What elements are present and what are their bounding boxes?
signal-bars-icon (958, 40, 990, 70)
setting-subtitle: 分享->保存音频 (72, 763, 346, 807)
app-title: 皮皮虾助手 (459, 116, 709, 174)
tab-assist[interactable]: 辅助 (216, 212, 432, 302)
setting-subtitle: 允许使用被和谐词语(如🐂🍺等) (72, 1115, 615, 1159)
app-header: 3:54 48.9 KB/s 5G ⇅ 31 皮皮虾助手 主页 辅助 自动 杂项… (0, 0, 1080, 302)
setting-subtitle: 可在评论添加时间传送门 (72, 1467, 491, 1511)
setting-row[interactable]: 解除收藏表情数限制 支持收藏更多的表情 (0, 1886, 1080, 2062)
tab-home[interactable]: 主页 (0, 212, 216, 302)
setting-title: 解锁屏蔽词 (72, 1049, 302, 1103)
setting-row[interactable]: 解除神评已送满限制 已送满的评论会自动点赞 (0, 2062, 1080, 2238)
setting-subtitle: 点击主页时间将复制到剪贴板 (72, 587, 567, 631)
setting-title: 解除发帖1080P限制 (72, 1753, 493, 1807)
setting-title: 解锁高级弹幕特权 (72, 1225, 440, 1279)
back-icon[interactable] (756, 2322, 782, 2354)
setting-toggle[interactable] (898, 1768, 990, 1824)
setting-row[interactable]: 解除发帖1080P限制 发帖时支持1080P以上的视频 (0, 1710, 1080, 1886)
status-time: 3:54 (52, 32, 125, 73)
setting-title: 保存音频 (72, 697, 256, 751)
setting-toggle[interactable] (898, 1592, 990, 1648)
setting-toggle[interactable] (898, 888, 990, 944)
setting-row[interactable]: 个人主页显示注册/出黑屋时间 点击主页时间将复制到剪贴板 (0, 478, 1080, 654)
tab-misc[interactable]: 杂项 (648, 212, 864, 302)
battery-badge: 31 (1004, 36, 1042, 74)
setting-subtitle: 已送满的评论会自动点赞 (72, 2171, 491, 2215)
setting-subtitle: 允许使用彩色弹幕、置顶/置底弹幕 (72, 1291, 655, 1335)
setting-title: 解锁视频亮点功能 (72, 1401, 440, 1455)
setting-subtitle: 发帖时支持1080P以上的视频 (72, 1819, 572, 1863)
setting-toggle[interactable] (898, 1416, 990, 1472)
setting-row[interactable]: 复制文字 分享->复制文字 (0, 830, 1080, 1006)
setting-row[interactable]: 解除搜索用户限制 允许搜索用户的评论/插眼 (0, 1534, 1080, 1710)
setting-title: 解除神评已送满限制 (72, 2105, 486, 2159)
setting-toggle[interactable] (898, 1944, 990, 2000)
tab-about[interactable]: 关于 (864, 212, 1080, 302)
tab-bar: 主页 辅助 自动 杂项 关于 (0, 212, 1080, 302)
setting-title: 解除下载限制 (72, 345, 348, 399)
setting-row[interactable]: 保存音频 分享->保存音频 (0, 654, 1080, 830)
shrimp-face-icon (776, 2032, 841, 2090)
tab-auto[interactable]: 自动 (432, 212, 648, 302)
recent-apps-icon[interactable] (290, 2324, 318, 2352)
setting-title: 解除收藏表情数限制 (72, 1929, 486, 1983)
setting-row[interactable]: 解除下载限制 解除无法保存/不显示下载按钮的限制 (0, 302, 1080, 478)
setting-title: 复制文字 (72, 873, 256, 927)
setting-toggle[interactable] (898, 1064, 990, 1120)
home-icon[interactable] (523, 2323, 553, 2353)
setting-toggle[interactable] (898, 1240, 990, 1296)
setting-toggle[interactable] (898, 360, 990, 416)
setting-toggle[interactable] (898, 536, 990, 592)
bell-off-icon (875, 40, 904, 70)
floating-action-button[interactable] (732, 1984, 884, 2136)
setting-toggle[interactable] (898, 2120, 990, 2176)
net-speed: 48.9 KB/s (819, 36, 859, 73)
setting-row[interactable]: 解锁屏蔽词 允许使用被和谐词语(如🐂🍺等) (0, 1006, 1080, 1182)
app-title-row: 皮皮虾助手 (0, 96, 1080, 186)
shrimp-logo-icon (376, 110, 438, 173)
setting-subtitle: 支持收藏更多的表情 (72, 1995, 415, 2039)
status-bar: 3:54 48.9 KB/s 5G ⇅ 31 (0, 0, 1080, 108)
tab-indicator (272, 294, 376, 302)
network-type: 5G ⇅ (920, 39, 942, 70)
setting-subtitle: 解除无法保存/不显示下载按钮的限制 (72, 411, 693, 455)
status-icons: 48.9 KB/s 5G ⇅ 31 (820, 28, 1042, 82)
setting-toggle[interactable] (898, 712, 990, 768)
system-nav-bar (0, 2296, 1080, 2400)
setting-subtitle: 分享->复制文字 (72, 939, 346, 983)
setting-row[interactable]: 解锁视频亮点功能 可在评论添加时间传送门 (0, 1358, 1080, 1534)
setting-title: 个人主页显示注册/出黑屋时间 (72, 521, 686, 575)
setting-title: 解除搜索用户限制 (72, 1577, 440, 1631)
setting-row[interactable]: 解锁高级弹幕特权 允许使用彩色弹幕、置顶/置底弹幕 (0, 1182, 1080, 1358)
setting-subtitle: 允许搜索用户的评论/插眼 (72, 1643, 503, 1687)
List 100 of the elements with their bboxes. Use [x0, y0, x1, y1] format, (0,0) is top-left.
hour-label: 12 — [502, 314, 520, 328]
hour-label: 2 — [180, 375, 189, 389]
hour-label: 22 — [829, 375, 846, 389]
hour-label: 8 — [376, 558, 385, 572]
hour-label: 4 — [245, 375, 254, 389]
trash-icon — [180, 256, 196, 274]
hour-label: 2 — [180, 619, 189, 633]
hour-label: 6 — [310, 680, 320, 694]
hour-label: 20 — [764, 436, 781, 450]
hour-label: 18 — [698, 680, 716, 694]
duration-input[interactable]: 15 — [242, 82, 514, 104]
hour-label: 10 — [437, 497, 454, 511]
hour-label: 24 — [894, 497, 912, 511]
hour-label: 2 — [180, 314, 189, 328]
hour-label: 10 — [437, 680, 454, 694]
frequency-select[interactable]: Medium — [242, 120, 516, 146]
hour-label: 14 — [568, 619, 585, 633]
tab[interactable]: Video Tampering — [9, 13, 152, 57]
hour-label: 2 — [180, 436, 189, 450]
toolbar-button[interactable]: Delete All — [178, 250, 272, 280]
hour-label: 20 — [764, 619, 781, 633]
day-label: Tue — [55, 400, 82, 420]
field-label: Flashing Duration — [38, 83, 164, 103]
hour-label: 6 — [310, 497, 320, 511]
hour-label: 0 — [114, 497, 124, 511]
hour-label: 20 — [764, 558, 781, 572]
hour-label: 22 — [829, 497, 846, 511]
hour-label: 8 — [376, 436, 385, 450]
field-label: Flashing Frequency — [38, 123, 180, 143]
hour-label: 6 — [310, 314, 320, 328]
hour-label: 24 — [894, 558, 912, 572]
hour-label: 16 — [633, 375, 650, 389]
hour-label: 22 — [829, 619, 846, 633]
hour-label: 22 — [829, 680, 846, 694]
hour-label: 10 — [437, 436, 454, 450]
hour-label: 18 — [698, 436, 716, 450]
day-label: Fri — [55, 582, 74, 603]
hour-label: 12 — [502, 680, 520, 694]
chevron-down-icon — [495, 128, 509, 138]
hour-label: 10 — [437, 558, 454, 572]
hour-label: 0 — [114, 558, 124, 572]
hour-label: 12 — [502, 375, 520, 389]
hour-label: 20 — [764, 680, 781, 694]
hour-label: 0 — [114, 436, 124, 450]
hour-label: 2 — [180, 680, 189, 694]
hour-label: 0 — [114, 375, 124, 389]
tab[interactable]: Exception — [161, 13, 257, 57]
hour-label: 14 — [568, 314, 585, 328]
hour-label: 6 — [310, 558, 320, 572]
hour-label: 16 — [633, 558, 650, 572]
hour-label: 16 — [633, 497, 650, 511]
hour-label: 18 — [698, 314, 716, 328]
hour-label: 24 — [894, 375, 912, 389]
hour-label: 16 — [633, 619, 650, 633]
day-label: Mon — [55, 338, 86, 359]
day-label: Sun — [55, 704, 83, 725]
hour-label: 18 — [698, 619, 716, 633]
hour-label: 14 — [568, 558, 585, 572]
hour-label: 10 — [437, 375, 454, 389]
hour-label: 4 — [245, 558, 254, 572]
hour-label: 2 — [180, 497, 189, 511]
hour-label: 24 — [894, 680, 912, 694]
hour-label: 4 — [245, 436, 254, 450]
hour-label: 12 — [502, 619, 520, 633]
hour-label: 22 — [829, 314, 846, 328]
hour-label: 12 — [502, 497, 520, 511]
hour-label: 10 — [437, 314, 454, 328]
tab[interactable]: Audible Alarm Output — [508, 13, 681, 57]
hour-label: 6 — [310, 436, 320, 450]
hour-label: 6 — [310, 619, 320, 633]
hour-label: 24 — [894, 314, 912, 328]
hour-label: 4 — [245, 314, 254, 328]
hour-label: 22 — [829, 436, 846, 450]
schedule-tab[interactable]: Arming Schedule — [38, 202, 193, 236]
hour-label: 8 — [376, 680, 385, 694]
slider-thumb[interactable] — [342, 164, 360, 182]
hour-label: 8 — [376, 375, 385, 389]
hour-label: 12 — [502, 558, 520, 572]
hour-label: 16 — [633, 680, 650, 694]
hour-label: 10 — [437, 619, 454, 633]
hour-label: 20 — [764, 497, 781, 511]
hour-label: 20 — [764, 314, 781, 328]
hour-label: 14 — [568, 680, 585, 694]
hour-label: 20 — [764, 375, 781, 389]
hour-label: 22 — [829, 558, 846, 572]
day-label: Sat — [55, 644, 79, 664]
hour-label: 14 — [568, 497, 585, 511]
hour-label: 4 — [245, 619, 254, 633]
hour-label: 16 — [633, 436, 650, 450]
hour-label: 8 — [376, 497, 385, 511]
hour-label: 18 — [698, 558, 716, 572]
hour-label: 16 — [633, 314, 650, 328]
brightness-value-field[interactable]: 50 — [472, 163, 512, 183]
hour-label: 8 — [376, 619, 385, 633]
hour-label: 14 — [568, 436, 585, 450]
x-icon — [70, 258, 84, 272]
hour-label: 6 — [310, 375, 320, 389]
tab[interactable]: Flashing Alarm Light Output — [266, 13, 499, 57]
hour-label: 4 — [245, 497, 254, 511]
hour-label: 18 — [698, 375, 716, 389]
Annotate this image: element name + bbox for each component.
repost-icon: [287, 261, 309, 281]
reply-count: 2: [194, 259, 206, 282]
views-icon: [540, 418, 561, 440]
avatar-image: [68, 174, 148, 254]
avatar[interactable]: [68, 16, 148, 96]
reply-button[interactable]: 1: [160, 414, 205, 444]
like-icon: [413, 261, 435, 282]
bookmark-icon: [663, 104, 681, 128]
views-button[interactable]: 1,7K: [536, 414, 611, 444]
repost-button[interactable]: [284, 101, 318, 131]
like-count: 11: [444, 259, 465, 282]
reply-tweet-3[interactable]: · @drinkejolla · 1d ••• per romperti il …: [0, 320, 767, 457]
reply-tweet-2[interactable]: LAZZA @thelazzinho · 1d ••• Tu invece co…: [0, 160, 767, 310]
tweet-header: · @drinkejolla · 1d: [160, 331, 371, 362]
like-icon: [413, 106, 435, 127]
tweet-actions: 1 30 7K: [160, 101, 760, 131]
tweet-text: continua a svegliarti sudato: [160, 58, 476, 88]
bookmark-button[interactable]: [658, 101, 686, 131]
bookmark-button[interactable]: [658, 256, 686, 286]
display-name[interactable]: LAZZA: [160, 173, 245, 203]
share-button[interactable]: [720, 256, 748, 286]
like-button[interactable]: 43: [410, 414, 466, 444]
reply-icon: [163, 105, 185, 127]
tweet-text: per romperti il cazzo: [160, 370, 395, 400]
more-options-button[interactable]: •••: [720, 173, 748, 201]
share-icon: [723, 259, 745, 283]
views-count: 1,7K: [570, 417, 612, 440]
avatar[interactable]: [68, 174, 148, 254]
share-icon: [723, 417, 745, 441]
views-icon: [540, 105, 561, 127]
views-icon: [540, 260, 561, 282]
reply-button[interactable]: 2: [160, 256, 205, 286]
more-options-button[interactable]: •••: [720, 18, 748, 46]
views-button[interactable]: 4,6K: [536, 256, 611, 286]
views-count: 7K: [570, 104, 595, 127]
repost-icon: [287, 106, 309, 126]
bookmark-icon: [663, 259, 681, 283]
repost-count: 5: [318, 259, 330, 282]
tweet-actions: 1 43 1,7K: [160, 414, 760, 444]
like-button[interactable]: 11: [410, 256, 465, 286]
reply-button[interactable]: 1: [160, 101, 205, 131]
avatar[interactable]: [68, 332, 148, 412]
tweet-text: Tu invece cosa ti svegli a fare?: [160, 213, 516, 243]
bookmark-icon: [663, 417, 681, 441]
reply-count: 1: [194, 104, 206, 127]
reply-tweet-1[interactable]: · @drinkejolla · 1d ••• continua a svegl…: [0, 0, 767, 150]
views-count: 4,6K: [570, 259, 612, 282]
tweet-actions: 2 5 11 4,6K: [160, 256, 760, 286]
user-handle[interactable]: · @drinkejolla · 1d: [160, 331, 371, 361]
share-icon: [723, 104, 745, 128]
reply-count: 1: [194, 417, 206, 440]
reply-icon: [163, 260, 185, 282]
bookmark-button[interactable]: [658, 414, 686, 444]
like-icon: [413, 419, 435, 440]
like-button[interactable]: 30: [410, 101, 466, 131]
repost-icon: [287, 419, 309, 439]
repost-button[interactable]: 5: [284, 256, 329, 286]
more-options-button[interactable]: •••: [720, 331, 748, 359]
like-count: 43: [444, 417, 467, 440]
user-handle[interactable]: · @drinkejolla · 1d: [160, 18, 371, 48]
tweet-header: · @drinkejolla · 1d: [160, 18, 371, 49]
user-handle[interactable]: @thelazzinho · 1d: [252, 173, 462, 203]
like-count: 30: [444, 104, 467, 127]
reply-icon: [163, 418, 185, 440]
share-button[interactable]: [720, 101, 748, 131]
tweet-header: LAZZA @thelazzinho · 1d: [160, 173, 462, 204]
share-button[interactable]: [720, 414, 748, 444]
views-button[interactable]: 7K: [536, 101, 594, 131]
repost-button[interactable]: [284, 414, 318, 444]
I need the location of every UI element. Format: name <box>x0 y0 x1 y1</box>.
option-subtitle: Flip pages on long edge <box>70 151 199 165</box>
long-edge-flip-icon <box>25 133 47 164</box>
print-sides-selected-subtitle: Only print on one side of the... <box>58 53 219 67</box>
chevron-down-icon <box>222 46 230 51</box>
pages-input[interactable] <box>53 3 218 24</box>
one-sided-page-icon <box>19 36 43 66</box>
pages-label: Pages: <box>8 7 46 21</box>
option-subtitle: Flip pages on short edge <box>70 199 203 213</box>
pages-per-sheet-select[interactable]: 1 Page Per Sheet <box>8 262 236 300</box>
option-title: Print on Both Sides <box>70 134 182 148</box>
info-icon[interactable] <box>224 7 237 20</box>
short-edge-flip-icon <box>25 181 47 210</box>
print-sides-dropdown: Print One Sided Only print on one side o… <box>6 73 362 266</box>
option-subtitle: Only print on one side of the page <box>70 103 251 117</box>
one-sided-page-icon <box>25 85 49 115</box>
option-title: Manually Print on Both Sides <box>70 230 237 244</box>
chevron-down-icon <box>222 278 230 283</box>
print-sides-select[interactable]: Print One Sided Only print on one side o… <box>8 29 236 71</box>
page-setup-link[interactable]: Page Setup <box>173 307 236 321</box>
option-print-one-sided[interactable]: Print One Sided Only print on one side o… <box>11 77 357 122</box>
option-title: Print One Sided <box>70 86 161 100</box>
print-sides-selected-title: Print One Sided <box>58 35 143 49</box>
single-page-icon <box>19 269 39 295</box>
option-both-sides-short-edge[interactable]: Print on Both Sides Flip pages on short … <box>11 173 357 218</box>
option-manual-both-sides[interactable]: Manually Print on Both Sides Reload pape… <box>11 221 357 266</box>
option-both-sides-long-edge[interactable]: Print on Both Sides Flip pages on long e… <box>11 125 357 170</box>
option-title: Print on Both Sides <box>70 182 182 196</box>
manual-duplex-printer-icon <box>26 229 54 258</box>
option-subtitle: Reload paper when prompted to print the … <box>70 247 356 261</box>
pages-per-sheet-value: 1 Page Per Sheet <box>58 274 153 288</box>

▶ The request:
Return the listing word for word, starting with its first line and going on through the line that contains "tab-assist[interactable]: 辅助 (216, 212, 432, 302)", both ends included.

▶ In response:
What elements are present and what are their bounding boxes?
signal-bars-icon (958, 40, 990, 70)
setting-subtitle: 分享->保存音频 (72, 763, 346, 807)
app-title: 皮皮虾助手 (459, 116, 709, 174)
tab-assist[interactable]: 辅助 (216, 212, 432, 302)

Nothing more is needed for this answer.